• **PROVIDED PASSAGE**
########################################
CLEARWATER — Pinellas County Republican U.S. Rep. Anna Paulina Luna’s push for a congressional stock trading ban received an endorsement Tuesday from Florida Gov. Ron DeSantis.
Saying members from both major parties have unfairly boosted their personal financial fortunes based on information they learn while serving in Congress, the governor added that every member of the state’s 28-member congressional delegation should support the legislation when it comes to a vote in the House later this year.
And he said he will advocate for a state law to require all candidates running for federal office in Florida to check a form about whether they intend to trade individual stocks while serving.
“It’s really odd,” he said while speaking at a press conference held at the U.S. Coast Guard Air Station in Clearwater.
########################################
• **GIVEN DATA**
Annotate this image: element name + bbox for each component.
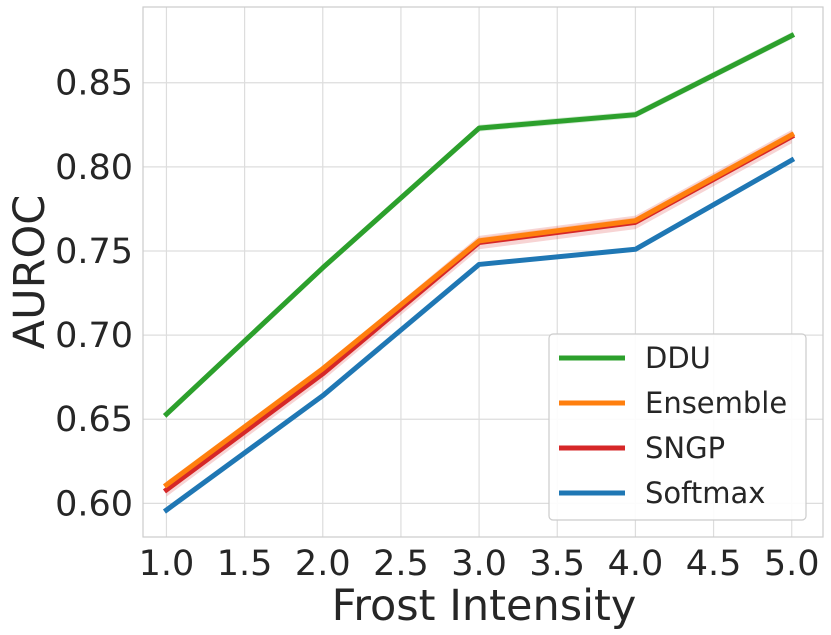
########################################
• **WRITTEN PROBLEM**
For each statement below, answer yes or no on whether the report on the congressional stock trading ban supports it, and quote the words from the report that decide it: (a) DeSantis spoke at a press conference at a Coast Guard air station in Clearwater; (b) Florida's congressional delegation has 28 members; (c) DeSantis said that members of only one party had boosted their fortunes using information learned in Congress.

• **WRITTEN RESPONSE**
(a) Yes: "speaking at a press conference held at the U.S. Coast Guard Air Station in Clearwater"
(b) Yes: "the state’s 28-member congressional delegation"
(c) No: "members from both major parties have unfairly boosted their personal financial fortunes"